EXERCISE AIM: Count how many lines of the material hold "child". Respond with that number alone.

SUPPLIED INFORMATION:
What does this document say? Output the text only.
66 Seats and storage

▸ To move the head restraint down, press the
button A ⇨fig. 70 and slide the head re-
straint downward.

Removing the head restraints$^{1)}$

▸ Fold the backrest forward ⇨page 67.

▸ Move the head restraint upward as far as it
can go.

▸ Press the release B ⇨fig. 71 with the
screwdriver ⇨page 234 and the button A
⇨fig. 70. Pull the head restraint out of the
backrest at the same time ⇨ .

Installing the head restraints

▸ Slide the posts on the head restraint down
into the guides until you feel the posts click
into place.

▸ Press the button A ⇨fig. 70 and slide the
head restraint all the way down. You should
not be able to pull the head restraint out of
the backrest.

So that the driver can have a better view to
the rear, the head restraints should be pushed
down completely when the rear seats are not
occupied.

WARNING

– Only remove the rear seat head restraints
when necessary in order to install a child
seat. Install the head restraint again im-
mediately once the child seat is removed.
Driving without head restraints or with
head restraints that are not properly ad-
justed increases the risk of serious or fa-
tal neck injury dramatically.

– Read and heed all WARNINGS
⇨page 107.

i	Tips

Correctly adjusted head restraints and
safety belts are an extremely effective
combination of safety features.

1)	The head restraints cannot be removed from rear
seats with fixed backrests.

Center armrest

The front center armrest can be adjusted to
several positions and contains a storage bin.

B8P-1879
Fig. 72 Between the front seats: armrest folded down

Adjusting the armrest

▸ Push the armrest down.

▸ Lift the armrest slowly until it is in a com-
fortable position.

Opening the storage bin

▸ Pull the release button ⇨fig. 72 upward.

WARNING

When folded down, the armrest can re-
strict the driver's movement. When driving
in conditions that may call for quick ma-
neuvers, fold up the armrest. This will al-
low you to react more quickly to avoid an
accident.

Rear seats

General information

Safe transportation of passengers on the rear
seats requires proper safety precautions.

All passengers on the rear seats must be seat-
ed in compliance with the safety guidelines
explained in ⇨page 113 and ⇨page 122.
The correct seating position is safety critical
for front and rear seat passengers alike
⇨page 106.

ANSWER TO THE PROBLEM: 2